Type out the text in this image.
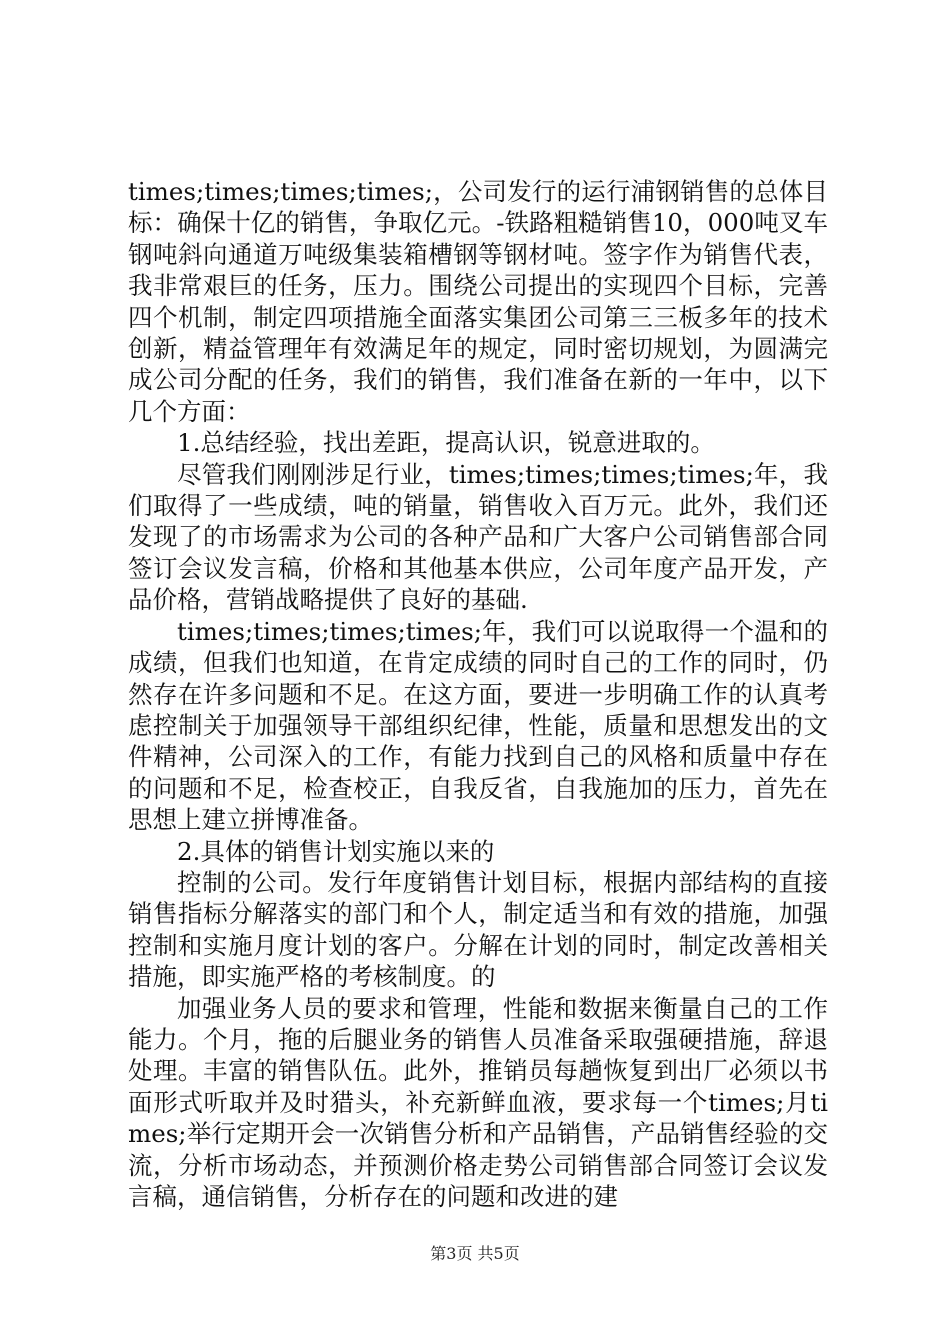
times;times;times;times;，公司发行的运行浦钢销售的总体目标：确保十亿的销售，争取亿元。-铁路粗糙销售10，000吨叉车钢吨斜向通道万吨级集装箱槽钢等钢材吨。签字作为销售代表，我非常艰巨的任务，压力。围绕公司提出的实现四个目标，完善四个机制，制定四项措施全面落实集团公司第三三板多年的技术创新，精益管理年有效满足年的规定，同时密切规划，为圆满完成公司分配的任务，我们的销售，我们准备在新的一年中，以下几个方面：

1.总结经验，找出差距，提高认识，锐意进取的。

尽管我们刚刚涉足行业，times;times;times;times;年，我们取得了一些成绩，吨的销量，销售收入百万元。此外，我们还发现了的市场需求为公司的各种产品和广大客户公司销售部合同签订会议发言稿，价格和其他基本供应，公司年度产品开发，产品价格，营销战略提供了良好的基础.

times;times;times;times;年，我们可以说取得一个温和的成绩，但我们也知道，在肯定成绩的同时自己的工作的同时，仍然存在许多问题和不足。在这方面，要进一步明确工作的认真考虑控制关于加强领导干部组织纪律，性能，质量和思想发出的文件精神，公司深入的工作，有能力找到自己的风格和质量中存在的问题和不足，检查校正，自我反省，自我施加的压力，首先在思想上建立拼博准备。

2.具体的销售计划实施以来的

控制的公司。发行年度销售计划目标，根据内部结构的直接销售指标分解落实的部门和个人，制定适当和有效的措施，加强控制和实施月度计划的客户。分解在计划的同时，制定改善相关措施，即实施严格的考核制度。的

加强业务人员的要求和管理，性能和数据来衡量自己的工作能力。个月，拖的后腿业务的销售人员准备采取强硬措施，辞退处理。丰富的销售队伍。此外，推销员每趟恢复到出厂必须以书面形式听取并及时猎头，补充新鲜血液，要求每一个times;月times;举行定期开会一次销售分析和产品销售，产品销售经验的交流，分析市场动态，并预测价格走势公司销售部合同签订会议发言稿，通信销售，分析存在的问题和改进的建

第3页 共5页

****************************************

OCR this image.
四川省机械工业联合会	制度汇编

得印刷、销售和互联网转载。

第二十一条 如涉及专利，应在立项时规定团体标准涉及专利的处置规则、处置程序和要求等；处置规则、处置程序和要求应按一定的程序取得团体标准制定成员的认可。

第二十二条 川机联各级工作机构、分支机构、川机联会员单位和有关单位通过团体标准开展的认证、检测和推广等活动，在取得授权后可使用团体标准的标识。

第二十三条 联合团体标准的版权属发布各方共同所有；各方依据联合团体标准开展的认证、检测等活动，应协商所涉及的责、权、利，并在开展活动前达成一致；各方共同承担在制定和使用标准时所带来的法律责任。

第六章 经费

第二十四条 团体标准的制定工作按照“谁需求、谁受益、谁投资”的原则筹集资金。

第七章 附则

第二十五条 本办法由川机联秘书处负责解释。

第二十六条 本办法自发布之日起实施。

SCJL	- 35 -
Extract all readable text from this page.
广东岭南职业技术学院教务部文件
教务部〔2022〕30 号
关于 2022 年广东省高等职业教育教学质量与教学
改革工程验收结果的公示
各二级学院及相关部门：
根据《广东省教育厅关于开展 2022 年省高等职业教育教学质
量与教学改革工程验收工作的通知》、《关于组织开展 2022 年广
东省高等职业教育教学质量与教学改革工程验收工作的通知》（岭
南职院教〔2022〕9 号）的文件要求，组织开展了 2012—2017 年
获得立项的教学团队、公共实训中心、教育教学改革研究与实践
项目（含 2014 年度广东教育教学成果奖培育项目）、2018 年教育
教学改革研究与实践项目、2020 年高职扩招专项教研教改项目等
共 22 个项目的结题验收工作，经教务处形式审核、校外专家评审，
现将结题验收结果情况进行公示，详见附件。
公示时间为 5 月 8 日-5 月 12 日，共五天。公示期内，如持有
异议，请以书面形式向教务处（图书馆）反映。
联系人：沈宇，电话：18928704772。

****************************************

• _TASK PROMPT_
Lines containing the string "text" are to be selected and copied.

• _EXPECTED ANSWER_
Type out the text in this image.
Extract all readable text from this page.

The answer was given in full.